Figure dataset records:
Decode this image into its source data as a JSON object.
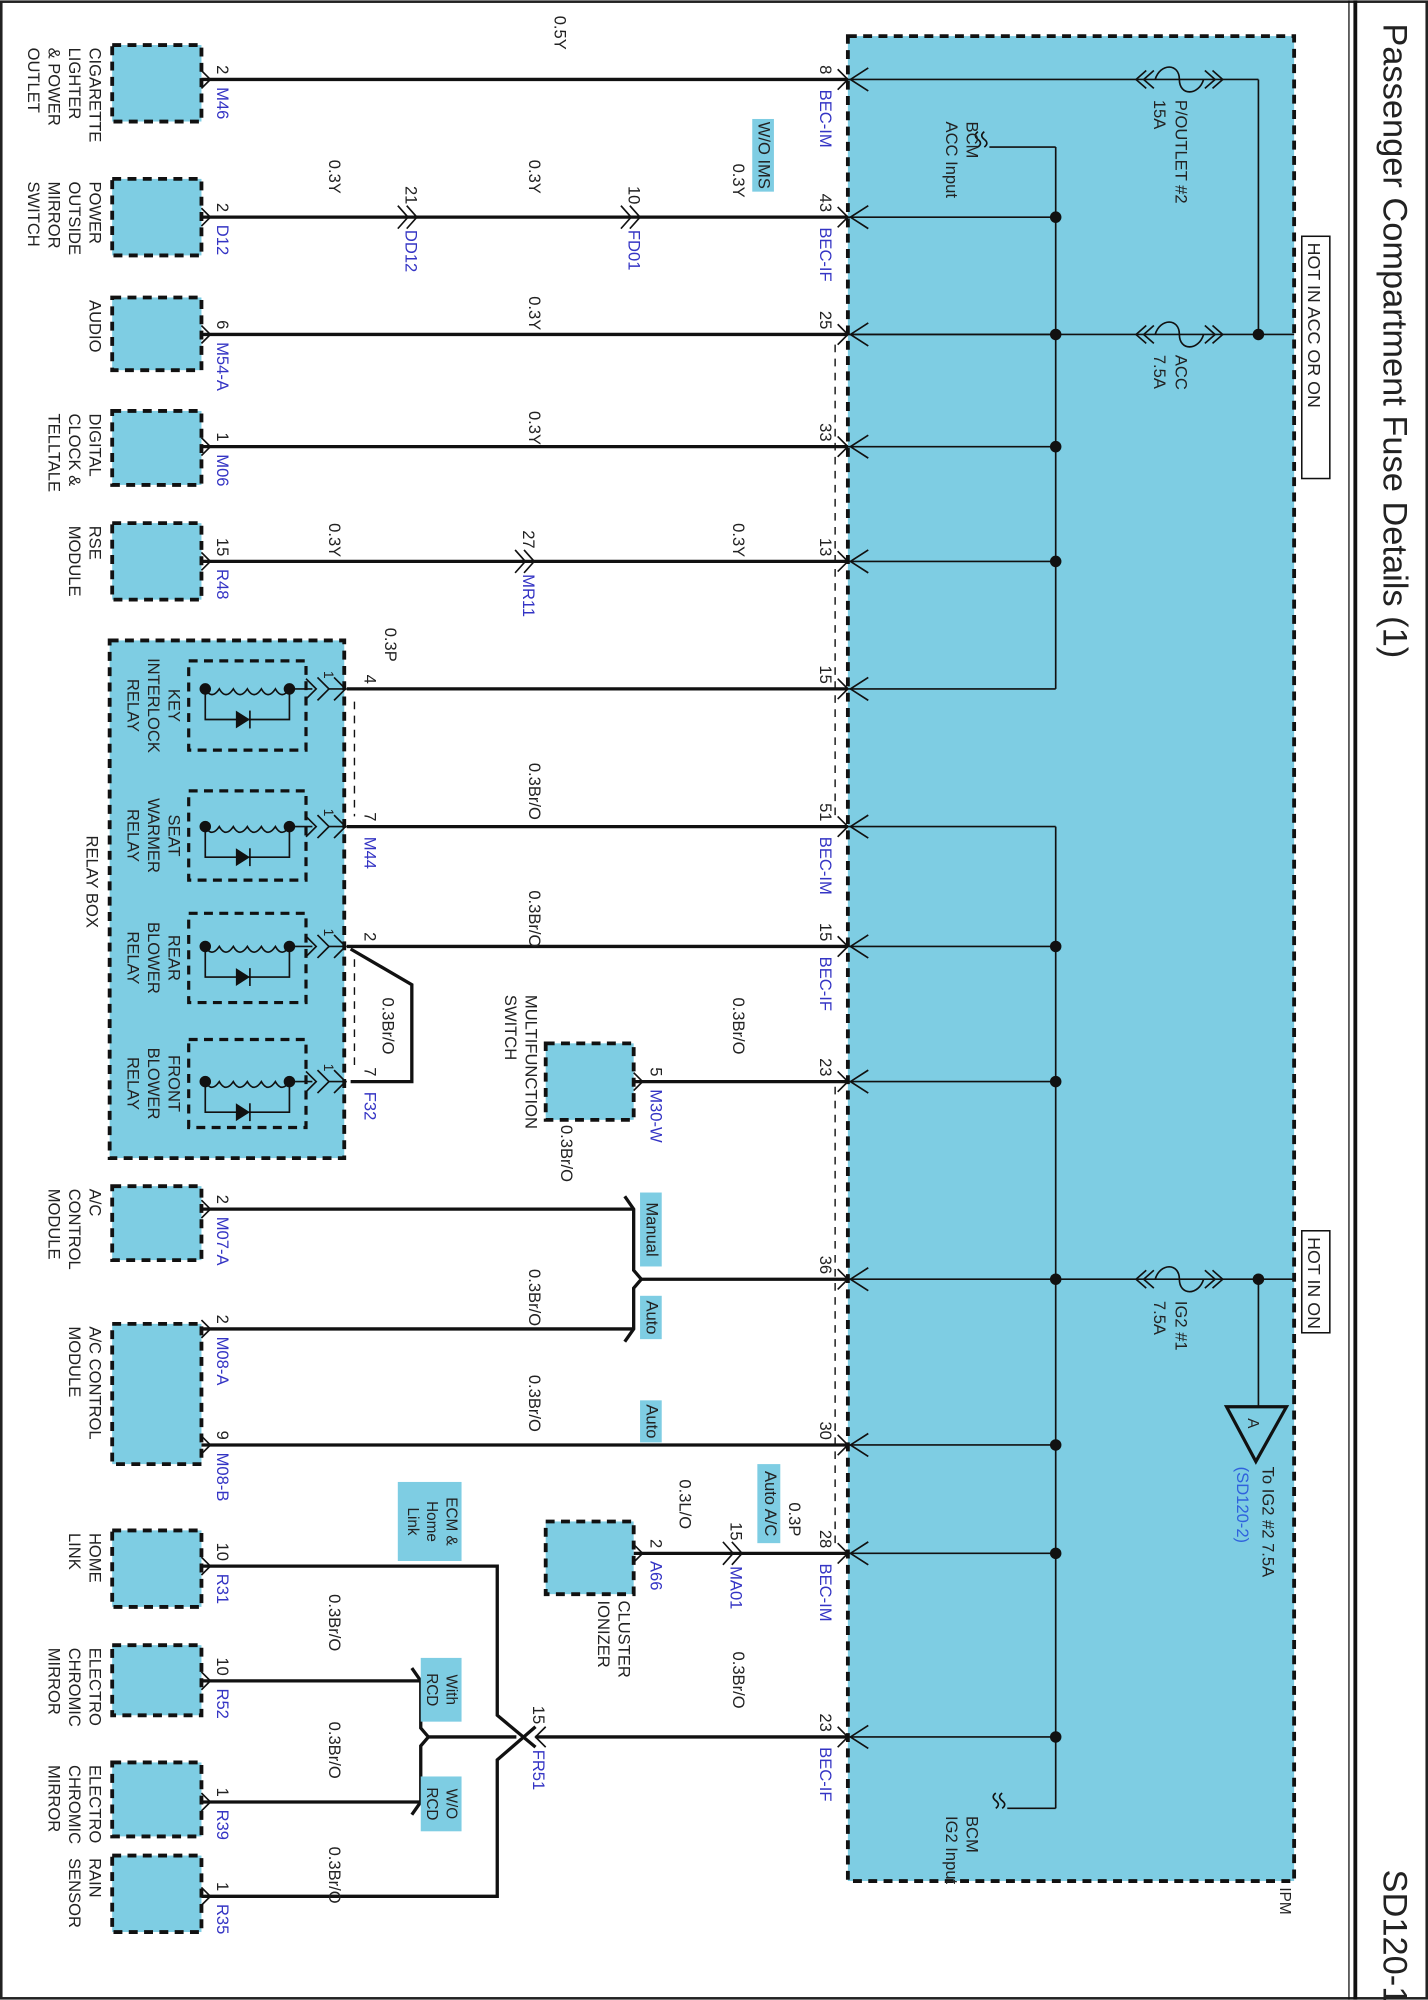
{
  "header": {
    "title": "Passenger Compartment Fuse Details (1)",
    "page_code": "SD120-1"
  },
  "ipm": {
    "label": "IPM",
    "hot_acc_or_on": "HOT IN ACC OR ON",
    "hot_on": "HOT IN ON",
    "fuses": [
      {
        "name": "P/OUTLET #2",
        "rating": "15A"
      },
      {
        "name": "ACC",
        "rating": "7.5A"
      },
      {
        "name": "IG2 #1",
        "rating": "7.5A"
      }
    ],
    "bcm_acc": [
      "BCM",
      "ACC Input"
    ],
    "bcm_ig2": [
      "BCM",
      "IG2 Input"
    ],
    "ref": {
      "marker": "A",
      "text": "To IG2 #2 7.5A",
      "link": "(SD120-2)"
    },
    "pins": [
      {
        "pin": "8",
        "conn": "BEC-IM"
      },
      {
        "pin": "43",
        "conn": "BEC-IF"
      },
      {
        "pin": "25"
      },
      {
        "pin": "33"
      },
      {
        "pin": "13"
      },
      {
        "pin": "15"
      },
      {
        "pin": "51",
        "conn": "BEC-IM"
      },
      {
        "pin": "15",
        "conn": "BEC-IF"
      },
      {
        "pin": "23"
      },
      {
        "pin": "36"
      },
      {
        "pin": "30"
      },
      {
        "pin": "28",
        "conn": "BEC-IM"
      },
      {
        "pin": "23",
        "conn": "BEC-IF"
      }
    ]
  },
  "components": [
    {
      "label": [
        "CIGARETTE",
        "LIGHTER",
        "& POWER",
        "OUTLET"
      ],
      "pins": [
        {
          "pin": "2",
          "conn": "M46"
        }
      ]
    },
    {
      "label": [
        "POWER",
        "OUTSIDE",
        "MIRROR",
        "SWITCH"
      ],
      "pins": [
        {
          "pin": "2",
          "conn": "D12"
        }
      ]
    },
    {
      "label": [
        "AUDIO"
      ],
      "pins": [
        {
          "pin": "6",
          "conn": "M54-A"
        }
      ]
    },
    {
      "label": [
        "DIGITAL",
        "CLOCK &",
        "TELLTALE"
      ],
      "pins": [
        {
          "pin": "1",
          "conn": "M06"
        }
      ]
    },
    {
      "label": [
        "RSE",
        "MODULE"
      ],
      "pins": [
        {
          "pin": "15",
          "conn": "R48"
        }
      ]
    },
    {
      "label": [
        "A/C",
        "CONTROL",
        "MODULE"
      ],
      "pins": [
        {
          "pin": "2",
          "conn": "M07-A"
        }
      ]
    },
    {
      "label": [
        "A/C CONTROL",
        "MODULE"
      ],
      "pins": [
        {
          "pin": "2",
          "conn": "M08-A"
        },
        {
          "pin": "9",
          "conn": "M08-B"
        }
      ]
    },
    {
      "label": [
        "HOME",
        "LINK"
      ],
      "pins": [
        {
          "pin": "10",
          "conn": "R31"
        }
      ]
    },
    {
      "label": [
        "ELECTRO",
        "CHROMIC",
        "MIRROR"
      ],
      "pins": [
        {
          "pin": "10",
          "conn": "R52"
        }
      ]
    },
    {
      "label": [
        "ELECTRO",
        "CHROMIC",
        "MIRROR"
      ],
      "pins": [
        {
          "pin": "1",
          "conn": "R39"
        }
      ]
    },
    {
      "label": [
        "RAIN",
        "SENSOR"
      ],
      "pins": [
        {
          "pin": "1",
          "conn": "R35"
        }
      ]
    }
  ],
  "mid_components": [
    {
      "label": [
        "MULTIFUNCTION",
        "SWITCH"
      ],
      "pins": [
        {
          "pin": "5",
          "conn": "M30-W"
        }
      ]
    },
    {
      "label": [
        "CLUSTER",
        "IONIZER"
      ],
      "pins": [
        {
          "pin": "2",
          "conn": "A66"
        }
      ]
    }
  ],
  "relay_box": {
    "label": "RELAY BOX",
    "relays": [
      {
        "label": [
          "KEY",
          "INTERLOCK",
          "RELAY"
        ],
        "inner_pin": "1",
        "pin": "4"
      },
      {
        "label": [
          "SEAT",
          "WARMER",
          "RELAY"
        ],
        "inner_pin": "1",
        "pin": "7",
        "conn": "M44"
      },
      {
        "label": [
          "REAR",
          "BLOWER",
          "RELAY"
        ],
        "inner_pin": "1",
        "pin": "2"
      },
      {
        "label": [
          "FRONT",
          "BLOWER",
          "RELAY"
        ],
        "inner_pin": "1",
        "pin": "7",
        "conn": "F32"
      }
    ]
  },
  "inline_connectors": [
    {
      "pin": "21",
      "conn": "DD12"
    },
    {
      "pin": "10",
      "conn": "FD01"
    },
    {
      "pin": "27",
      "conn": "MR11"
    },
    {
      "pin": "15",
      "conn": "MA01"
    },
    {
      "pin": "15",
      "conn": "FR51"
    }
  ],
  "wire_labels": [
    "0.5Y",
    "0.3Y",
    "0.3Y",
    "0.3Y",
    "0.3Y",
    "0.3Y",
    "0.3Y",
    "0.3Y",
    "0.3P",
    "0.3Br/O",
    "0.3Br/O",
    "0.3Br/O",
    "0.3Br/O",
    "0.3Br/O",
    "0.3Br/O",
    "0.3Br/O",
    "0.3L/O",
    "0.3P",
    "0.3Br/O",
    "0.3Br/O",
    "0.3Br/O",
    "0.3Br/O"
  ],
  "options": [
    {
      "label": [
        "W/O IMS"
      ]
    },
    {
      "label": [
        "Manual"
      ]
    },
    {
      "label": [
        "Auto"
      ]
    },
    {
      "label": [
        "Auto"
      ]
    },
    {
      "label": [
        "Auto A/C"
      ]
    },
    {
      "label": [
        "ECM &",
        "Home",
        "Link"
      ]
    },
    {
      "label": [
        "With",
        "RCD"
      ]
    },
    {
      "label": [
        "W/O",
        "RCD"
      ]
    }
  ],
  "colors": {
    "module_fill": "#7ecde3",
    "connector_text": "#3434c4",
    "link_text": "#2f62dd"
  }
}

** Written exercise **
Pictures are to be left out; all else in the entries above is to be quoted exactly.

** Expected answer **
Decode this image into its source data as a JSON object.
{
  "header": {
    "title": "Passenger Compartment Fuse Details (1)",
    "page_code": "SD120-1"
  },
  "ipm": {
    "label": "IPM",
    "hot_acc_or_on": "HOT IN ACC OR ON",
    "hot_on": "HOT IN ON",
    "fuses": [
      {
        "name": "P/OUTLET #2",
        "rating": "15A"
      },
      {
        "name": "ACC",
        "rating": "7.5A"
      },
      {
        "name": "IG2 #1",
        "rating": "7.5A"
      }
    ],
    "bcm_acc": [
      "BCM",
      "ACC Input"
    ],
    "bcm_ig2": [
      "BCM",
      "IG2 Input"
    ],
    "ref": {
      "marker": "A",
      "text": "To IG2 #2 7.5A",
      "link": "(SD120-2)"
    },
    "pins": [
      {
        "pin": "8",
        "conn": "BEC-IM"
      },
      {
        "pin": "43",
        "conn": "BEC-IF"
      },
      {
        "pin": "25"
      },
      {
        "pin": "33"
      },
      {
        "pin": "13"
      },
      {
        "pin": "15"
      },
      {
        "pin": "51",
        "conn": "BEC-IM"
      },
      {
        "pin": "15",
        "conn": "BEC-IF"
      },
      {
        "pin": "23"
      },
      {
        "pin": "36"
      },
      {
        "pin": "30"
      },
      {
        "pin": "28",
        "conn": "BEC-IM"
      },
      {
        "pin": "23",
        "conn": "BEC-IF"
      }
    ]
  },
  "components": [
    {
      "label": [
        "CIGARETTE",
        "LIGHTER",
        "& POWER",
        "OUTLET"
      ],
      "pins": [
        {
          "pin": "2",
          "conn": "M46"
        }
      ]
    },
    {
      "label": [
        "POWER",
        "OUTSIDE",
        "MIRROR",
        "SWITCH"
      ],
      "pins": [
        {
          "pin": "2",
          "conn": "D12"
        }
      ]
    },
    {
      "label": [
        "AUDIO"
      ],
      "pins": [
        {
          "pin": "6",
          "conn": "M54-A"
        }
      ]
    },
    {
      "label": [
        "DIGITAL",
        "CLOCK &",
        "TELLTALE"
      ],
      "pins": [
        {
          "pin": "1",
          "conn": "M06"
        }
      ]
    },
    {
      "label": [
        "RSE",
        "MODULE"
      ],
      "pins": [
        {
          "pin": "15",
          "conn": "R48"
        }
      ]
    },
    {
      "label": [
        "A/C",
        "CONTROL",
        "MODULE"
      ],
      "pins": [
        {
          "pin": "2",
          "conn": "M07-A"
        }
      ]
    },
    {
      "label": [
        "A/C CONTROL",
        "MODULE"
      ],
      "pins": [
        {
          "pin": "2",
          "conn": "M08-A"
        },
        {
          "pin": "9",
          "conn": "M08-B"
        }
      ]
    },
    {
      "label": [
        "HOME",
        "LINK"
      ],
      "pins": [
        {
          "pin": "10",
          "conn": "R31"
        }
      ]
    },
    {
      "label": [
        "ELECTRO",
        "CHROMIC",
        "MIRROR"
      ],
      "pins": [
        {
          "pin": "10",
          "conn": "R52"
        }
      ]
    },
    {
      "label": [
        "ELECTRO",
        "CHROMIC",
        "MIRROR"
      ],
      "pins": [
        {
          "pin": "1",
          "conn": "R39"
        }
      ]
    },
    {
      "label": [
        "RAIN",
        "SENSOR"
      ],
      "pins": [
        {
          "pin": "1",
          "conn": "R35"
        }
      ]
    }
  ],
  "mid_components": [
    {
      "label": [
        "MULTIFUNCTION",
        "SWITCH"
      ],
      "pins": [
        {
          "pin": "5",
          "conn": "M30-W"
        }
      ]
    },
    {
      "label": [
        "CLUSTER",
        "IONIZER"
      ],
      "pins": [
        {
          "pin": "2",
          "conn": "A66"
        }
      ]
    }
  ],
  "relay_box": {
    "label": "RELAY BOX",
    "relays": [
      {
        "label": [
          "KEY",
          "INTERLOCK",
          "RELAY"
        ],
        "inner_pin": "1",
        "pin": "4"
      },
      {
        "label": [
          "SEAT",
          "WARMER",
          "RELAY"
        ],
        "inner_pin": "1",
        "pin": "7",
        "conn": "M44"
      },
      {
        "label": [
          "REAR",
          "BLOWER",
          "RELAY"
        ],
        "inner_pin": "1",
        "pin": "2"
      },
      {
        "label": [
          "FRONT",
          "BLOWER",
          "RELAY"
        ],
        "inner_pin": "1",
        "pin": "7",
        "conn": "F32"
      }
    ]
  },
  "inline_connectors": [
    {
      "pin": "21",
      "conn": "DD12"
    },
    {
      "pin": "10",
      "conn": "FD01"
    },
    {
      "pin": "27",
      "conn": "MR11"
    },
    {
      "pin": "15",
      "conn": "MA01"
    },
    {
      "pin": "15",
      "conn": "FR51"
    }
  ],
  "wire_labels": [
    "0.5Y",
    "0.3Y",
    "0.3Y",
    "0.3Y",
    "0.3Y",
    "0.3Y",
    "0.3Y",
    "0.3Y",
    "0.3P",
    "0.3Br/O",
    "0.3Br/O",
    "0.3Br/O",
    "0.3Br/O",
    "0.3Br/O",
    "0.3Br/O",
    "0.3Br/O",
    "0.3L/O",
    "0.3P",
    "0.3Br/O",
    "0.3Br/O",
    "0.3Br/O",
    "0.3Br/O"
  ],
  "options": [
    {
      "label": [
        "W/O IMS"
      ]
    },
    {
      "label": [
        "Manual"
      ]
    },
    {
      "label": [
        "Auto"
      ]
    },
    {
      "label": [
        "Auto"
      ]
    },
    {
      "label": [
        "Auto A/C"
      ]
    },
    {
      "label": [
        "ECM &",
        "Home",
        "Link"
      ]
    },
    {
      "label": [
        "With",
        "RCD"
      ]
    },
    {
      "label": [
        "W/O",
        "RCD"
      ]
    }
  ],
  "colors": {
    "module_fill": "#7ecde3",
    "connector_text": "#3434c4",
    "link_text": "#2f62dd"
  }
}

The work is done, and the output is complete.